━━ Extracted data
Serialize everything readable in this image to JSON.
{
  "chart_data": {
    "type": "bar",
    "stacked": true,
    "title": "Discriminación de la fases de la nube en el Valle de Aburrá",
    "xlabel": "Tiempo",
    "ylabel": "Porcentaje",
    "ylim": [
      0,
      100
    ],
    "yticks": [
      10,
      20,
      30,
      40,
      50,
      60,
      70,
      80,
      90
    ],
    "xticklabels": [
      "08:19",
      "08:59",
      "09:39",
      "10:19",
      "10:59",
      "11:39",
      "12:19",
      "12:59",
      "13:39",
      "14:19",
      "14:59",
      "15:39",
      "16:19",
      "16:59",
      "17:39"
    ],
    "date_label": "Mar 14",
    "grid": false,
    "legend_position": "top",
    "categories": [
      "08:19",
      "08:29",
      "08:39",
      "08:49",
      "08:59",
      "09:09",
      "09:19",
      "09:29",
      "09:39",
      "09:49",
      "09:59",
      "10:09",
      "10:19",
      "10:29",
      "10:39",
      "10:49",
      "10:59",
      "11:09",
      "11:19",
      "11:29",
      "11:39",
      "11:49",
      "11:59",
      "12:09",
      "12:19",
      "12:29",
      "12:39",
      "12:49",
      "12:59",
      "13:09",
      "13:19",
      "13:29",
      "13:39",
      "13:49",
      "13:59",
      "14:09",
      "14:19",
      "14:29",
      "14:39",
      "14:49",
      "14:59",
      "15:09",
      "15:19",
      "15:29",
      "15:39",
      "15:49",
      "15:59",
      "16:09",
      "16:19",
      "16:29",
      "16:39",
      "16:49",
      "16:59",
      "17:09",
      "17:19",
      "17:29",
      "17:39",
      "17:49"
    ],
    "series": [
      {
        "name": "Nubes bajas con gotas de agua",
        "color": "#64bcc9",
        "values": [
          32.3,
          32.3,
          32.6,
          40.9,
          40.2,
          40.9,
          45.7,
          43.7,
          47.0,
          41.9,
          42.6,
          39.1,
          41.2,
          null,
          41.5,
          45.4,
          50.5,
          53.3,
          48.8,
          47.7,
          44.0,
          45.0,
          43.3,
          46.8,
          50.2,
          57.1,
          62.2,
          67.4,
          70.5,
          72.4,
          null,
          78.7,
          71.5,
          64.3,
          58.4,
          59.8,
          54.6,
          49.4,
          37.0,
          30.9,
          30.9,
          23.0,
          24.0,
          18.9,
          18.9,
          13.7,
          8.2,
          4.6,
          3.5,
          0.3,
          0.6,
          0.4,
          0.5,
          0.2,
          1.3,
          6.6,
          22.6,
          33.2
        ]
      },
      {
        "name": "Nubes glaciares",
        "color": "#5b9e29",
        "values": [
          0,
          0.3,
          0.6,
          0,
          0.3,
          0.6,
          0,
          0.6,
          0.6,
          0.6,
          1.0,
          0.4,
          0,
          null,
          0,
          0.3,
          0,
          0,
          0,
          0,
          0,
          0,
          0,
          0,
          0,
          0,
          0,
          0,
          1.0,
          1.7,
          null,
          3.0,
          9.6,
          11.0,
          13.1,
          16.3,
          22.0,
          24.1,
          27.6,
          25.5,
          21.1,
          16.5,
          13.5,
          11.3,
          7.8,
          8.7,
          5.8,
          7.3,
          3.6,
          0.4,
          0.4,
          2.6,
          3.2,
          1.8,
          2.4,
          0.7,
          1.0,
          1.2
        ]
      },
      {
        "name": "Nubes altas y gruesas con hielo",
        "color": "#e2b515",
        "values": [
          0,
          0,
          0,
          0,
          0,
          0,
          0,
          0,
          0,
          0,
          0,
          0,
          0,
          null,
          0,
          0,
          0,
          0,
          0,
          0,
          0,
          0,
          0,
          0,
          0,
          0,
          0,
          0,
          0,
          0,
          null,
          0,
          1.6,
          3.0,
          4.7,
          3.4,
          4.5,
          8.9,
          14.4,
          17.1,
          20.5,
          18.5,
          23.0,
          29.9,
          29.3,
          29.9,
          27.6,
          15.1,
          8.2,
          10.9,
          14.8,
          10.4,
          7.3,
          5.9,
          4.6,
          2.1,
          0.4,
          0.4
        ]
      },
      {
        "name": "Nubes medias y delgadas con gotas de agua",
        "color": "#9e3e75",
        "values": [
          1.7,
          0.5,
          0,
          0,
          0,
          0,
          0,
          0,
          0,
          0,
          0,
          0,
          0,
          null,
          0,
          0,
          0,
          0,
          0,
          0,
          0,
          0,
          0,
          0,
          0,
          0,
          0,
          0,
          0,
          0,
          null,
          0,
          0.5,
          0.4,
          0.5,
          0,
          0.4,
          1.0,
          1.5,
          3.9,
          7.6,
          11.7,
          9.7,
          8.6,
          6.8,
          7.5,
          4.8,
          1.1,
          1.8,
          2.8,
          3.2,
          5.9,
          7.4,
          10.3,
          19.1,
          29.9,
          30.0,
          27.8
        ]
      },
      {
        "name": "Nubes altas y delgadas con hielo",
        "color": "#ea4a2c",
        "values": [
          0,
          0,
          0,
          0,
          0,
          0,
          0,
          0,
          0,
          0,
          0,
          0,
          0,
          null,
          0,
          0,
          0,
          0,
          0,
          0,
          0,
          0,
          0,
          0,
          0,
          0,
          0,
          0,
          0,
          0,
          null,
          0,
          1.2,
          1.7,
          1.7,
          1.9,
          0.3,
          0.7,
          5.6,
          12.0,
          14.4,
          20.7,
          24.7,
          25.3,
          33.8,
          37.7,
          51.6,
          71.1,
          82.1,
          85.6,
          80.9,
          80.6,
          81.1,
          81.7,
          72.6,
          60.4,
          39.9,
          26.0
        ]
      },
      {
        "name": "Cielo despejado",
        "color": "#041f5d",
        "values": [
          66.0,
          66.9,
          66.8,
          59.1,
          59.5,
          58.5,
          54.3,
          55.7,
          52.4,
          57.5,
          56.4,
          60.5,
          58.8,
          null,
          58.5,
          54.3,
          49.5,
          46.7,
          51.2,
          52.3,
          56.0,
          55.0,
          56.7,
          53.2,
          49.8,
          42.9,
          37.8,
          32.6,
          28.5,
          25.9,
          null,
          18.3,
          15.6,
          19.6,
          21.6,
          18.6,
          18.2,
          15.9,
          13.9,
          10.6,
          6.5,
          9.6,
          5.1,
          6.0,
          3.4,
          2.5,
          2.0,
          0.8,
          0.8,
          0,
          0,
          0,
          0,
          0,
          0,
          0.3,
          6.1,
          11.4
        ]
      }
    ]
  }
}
━━━━
■ **What you have to do**: Go through the records above and retype each one exactly.

■ **In response**:
Serialize everything readable in this image to JSON.
{
  "chart_data": {
    "type": "bar",
    "stacked": true,
    "title": "Discriminación de la fases de la nube en el Valle de Aburrá",
    "xlabel": "Tiempo",
    "ylabel": "Porcentaje",
    "ylim": [
      0,
      100
    ],
    "yticks": [
      10,
      20,
      30,
      40,
      50,
      60,
      70,
      80,
      90
    ],
    "xticklabels": [
      "08:19",
      "08:59",
      "09:39",
      "10:19",
      "10:59",
      "11:39",
      "12:19",
      "12:59",
      "13:39",
      "14:19",
      "14:59",
      "15:39",
      "16:19",
      "16:59",
      "17:39"
    ],
    "date_label": "Mar 14",
    "grid": false,
    "legend_position": "top",
    "categories": [
      "08:19",
      "08:29",
      "08:39",
      "08:49",
      "08:59",
      "09:09",
      "09:19",
      "09:29",
      "09:39",
      "09:49",
      "09:59",
      "10:09",
      "10:19",
      "10:29",
      "10:39",
      "10:49",
      "10:59",
      "11:09",
      "11:19",
      "11:29",
      "11:39",
      "11:49",
      "11:59",
      "12:09",
      "12:19",
      "12:29",
      "12:39",
      "12:49",
      "12:59",
      "13:09",
      "13:19",
      "13:29",
      "13:39",
      "13:49",
      "13:59",
      "14:09",
      "14:19",
      "14:29",
      "14:39",
      "14:49",
      "14:59",
      "15:09",
      "15:19",
      "15:29",
      "15:39",
      "15:49",
      "15:59",
      "16:09",
      "16:19",
      "16:29",
      "16:39",
      "16:49",
      "16:59",
      "17:09",
      "17:19",
      "17:29",
      "17:39",
      "17:49"
    ],
    "series": [
      {
        "name": "Nubes bajas con gotas de agua",
        "color": "#64bcc9",
        "values": [
          32.3,
          32.3,
          32.6,
          40.9,
          40.2,
          40.9,
          45.7,
          43.7,
          47.0,
          41.9,
          42.6,
          39.1,
          41.2,
          null,
          41.5,
          45.4,
          50.5,
          53.3,
          48.8,
          47.7,
          44.0,
          45.0,
          43.3,
          46.8,
          50.2,
          57.1,
          62.2,
          67.4,
          70.5,
          72.4,
          null,
          78.7,
          71.5,
          64.3,
          58.4,
          59.8,
          54.6,
          49.4,
          37.0,
          30.9,
          30.9,
          23.0,
          24.0,
          18.9,
          18.9,
          13.7,
          8.2,
          4.6,
          3.5,
          0.3,
          0.6,
          0.4,
          0.5,
          0.2,
          1.3,
          6.6,
          22.6,
          33.2
        ]
      },
      {
        "name": "Nubes glaciares",
        "color": "#5b9e29",
        "values": [
          0,
          0.3,
          0.6,
          0,
          0.3,
          0.6,
          0,
          0.6,
          0.6,
          0.6,
          1.0,
          0.4,
          0,
          null,
          0,
          0.3,
          0,
          0,
          0,
          0,
          0,
          0,
          0,
          0,
          0,
          0,
          0,
          0,
          1.0,
          1.7,
          null,
          3.0,
          9.6,
          11.0,
          13.1,
          16.3,
          22.0,
          24.1,
          27.6,
          25.5,
          21.1,
          16.5,
          13.5,
          11.3,
          7.8,
          8.7,
          5.8,
          7.3,
          3.6,
          0.4,
          0.4,
          2.6,
          3.2,
          1.8,
          2.4,
          0.7,
          1.0,
          1.2
        ]
      },
      {
        "name": "Nubes altas y gruesas con hielo",
        "color": "#e2b515",
        "values": [
          0,
          0,
          0,
          0,
          0,
          0,
          0,
          0,
          0,
          0,
          0,
          0,
          0,
          null,
          0,
          0,
          0,
          0,
          0,
          0,
          0,
          0,
          0,
          0,
          0,
          0,
          0,
          0,
          0,
          0,
          null,
          0,
          1.6,
          3.0,
          4.7,
          3.4,
          4.5,
          8.9,
          14.4,
          17.1,
          20.5,
          18.5,
          23.0,
          29.9,
          29.3,
          29.9,
          27.6,
          15.1,
          8.2,
          10.9,
          14.8,
          10.4,
          7.3,
          5.9,
          4.6,
          2.1,
          0.4,
          0.4
        ]
      },
      {
        "name": "Nubes medias y delgadas con gotas de agua",
        "color": "#9e3e75",
        "values": [
          1.7,
          0.5,
          0,
          0,
          0,
          0,
          0,
          0,
          0,
          0,
          0,
          0,
          0,
          null,
          0,
          0,
          0,
          0,
          0,
          0,
          0,
          0,
          0,
          0,
          0,
          0,
          0,
          0,
          0,
          0,
          null,
          0,
          0.5,
          0.4,
          0.5,
          0,
          0.4,
          1.0,
          1.5,
          3.9,
          7.6,
          11.7,
          9.7,
          8.6,
          6.8,
          7.5,
          4.8,
          1.1,
          1.8,
          2.8,
          3.2,
          5.9,
          7.4,
          10.3,
          19.1,
          29.9,
          30.0,
          27.8
        ]
      },
      {
        "name": "Nubes altas y delgadas con hielo",
        "color": "#ea4a2c",
        "values": [
          0,
          0,
          0,
          0,
          0,
          0,
          0,
          0,
          0,
          0,
          0,
          0,
          0,
          null,
          0,
          0,
          0,
          0,
          0,
          0,
          0,
          0,
          0,
          0,
          0,
          0,
          0,
          0,
          0,
          0,
          null,
          0,
          1.2,
          1.7,
          1.7,
          1.9,
          0.3,
          0.7,
          5.6,
          12.0,
          14.4,
          20.7,
          24.7,
          25.3,
          33.8,
          37.7,
          51.6,
          71.1,
          82.1,
          85.6,
          80.9,
          80.6,
          81.1,
          81.7,
          72.6,
          60.4,
          39.9,
          26.0
        ]
      },
      {
        "name": "Cielo despejado",
        "color": "#041f5d",
        "values": [
          66.0,
          66.9,
          66.8,
          59.1,
          59.5,
          58.5,
          54.3,
          55.7,
          52.4,
          57.5,
          56.4,
          60.5,
          58.8,
          null,
          58.5,
          54.3,
          49.5,
          46.7,
          51.2,
          52.3,
          56.0,
          55.0,
          56.7,
          53.2,
          49.8,
          42.9,
          37.8,
          32.6,
          28.5,
          25.9,
          null,
          18.3,
          15.6,
          19.6,
          21.6,
          18.6,
          18.2,
          15.9,
          13.9,
          10.6,
          6.5,
          9.6,
          5.1,
          6.0,
          3.4,
          2.5,
          2.0,
          0.8,
          0.8,
          0,
          0,
          0,
          0,
          0,
          0,
          0.3,
          6.1,
          11.4
        ]
      }
    ]
  }
}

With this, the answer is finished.